MATERIAL SHOWN:
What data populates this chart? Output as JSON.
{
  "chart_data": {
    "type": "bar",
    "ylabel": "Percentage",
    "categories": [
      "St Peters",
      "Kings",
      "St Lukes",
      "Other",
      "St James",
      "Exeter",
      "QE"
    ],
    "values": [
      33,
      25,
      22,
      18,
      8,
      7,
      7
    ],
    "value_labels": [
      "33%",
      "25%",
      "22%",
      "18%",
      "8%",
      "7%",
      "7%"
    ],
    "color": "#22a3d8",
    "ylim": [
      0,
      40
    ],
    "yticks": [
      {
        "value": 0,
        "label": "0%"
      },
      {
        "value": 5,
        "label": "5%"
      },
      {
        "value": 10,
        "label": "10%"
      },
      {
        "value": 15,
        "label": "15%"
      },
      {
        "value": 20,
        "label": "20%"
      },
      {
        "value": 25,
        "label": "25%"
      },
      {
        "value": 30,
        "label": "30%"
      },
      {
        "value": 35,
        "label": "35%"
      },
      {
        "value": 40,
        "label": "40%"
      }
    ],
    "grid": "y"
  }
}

AIM OF THE EXERCISE: Restate the listing in full, word for word.

EXERCISE OUTPUT:
What data populates this chart? Output as JSON.
{
  "chart_data": {
    "type": "bar",
    "ylabel": "Percentage",
    "categories": [
      "St Peters",
      "Kings",
      "St Lukes",
      "Other",
      "St James",
      "Exeter",
      "QE"
    ],
    "values": [
      33,
      25,
      22,
      18,
      8,
      7,
      7
    ],
    "value_labels": [
      "33%",
      "25%",
      "22%",
      "18%",
      "8%",
      "7%",
      "7%"
    ],
    "color": "#22a3d8",
    "ylim": [
      0,
      40
    ],
    "yticks": [
      {
        "value": 0,
        "label": "0%"
      },
      {
        "value": 5,
        "label": "5%"
      },
      {
        "value": 10,
        "label": "10%"
      },
      {
        "value": 15,
        "label": "15%"
      },
      {
        "value": 20,
        "label": "20%"
      },
      {
        "value": 25,
        "label": "25%"
      },
      {
        "value": 30,
        "label": "30%"
      },
      {
        "value": 35,
        "label": "35%"
      },
      {
        "value": 40,
        "label": "40%"
      }
    ],
    "grid": "y"
  }
}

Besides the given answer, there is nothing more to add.